**REQUEST**
Extract the lines that carry the string "this" from the listing.

**DATA ROWS**
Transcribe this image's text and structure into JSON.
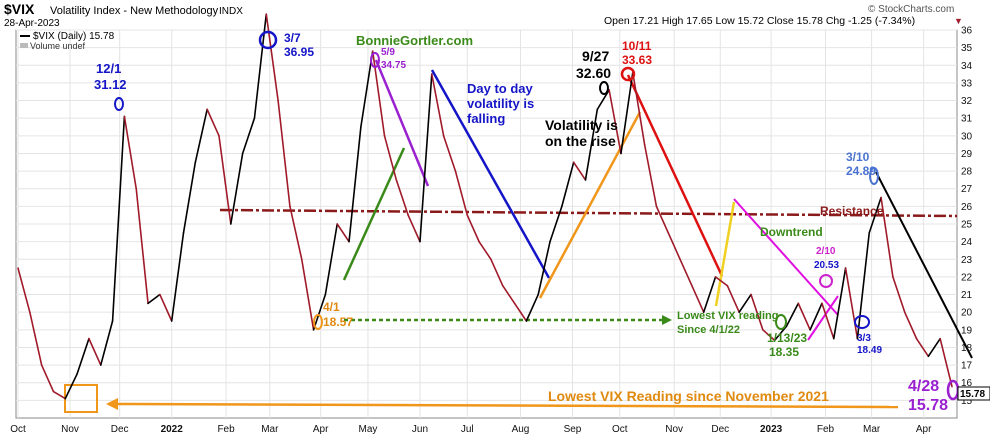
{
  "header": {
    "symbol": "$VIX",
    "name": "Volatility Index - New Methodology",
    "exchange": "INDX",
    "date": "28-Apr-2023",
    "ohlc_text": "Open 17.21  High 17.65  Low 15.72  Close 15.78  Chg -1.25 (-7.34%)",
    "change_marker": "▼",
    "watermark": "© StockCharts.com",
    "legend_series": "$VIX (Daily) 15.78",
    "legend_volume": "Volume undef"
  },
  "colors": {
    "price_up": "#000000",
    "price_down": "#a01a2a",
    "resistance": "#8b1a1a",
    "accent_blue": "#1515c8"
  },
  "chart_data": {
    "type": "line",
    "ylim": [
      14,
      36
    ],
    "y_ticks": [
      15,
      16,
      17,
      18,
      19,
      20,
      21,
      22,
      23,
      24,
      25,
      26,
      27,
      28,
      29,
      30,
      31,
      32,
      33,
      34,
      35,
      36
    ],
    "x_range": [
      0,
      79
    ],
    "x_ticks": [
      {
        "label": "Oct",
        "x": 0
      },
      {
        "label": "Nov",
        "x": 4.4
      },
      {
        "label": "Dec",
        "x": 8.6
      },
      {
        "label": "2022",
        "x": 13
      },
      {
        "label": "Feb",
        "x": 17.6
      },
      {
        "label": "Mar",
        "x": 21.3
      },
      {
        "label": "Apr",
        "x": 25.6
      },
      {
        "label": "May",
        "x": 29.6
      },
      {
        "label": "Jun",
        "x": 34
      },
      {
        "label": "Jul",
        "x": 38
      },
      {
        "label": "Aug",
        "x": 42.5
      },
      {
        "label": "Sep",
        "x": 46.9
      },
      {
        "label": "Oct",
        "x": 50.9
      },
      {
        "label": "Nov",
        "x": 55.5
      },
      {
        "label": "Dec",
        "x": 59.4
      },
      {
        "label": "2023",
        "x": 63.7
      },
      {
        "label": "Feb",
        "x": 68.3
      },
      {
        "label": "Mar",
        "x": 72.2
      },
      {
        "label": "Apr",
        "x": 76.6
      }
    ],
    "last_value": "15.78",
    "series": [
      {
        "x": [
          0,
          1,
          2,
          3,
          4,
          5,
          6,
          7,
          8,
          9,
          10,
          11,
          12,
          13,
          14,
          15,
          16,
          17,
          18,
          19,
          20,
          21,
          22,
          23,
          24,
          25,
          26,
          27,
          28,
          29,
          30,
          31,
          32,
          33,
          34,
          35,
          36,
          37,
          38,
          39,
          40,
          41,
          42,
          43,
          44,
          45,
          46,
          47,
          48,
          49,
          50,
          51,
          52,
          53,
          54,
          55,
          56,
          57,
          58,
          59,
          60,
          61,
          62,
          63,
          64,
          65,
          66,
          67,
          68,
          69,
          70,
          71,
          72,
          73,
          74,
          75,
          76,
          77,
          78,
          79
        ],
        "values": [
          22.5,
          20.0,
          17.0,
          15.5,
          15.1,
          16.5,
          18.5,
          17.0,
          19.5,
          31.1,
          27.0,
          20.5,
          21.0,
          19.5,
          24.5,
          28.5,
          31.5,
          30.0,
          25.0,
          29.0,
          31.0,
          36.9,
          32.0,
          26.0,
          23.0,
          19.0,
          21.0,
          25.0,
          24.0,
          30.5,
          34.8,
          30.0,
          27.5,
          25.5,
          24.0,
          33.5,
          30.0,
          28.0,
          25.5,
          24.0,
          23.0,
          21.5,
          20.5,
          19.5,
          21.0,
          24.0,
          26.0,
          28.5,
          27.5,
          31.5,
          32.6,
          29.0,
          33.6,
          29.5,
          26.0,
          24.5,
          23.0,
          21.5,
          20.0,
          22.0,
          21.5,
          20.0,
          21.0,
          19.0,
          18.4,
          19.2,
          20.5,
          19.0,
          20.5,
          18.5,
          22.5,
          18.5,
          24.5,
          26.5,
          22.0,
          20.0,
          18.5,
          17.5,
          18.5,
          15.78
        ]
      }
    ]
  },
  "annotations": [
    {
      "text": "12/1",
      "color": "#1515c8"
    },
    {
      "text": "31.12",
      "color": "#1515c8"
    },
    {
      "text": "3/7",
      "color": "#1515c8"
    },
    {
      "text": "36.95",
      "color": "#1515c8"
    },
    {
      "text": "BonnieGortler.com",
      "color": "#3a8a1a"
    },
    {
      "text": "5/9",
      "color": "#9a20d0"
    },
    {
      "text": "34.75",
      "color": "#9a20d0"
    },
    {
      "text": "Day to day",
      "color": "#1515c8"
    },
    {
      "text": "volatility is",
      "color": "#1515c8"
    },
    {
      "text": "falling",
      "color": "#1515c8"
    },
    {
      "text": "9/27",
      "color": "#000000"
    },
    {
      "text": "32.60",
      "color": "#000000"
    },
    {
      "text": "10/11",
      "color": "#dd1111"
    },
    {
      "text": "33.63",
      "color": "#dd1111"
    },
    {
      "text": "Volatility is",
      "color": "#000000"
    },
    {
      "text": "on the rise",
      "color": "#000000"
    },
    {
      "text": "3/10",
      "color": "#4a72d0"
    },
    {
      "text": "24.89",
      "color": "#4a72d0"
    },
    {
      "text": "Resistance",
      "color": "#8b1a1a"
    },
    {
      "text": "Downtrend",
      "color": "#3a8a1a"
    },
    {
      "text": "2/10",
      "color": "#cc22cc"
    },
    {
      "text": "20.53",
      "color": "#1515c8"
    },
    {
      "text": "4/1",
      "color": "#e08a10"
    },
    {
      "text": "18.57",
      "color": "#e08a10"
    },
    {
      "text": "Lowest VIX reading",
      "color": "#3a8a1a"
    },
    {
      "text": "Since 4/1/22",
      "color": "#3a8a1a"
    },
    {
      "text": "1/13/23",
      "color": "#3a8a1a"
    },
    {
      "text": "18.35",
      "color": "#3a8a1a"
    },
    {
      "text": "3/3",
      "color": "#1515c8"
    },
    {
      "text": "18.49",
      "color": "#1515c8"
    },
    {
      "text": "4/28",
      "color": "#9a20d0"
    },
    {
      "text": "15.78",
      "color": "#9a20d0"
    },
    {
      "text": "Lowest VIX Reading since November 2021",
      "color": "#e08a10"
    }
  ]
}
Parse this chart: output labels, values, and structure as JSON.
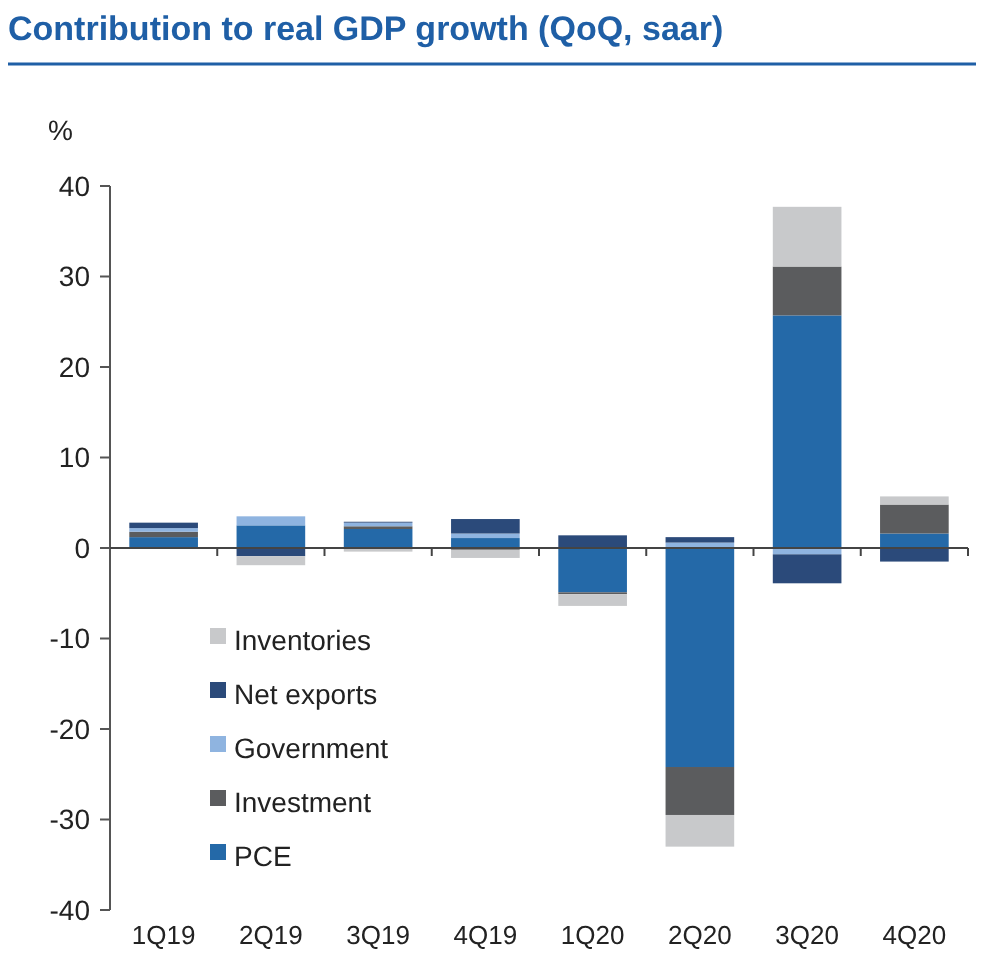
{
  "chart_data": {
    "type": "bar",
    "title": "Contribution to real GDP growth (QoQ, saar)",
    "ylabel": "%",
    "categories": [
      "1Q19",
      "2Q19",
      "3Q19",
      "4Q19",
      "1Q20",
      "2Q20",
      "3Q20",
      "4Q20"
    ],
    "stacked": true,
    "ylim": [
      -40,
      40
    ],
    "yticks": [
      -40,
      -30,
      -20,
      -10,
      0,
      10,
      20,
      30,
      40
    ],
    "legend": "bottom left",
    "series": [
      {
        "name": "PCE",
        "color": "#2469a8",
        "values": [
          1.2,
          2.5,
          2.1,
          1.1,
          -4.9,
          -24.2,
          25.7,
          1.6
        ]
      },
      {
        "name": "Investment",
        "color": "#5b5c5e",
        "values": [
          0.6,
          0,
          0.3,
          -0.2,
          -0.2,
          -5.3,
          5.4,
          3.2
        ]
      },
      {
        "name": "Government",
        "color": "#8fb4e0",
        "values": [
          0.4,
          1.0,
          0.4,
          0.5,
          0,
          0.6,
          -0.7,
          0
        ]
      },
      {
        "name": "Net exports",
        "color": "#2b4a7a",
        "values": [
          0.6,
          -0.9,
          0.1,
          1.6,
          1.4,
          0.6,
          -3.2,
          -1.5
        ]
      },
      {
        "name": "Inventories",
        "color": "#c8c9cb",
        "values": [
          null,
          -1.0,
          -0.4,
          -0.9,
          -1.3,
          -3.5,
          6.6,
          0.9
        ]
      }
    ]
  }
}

**RESPONSE**
Transcribe this image's text and structure into JSON.
Parse this chart: output labels, values, and structure as JSON.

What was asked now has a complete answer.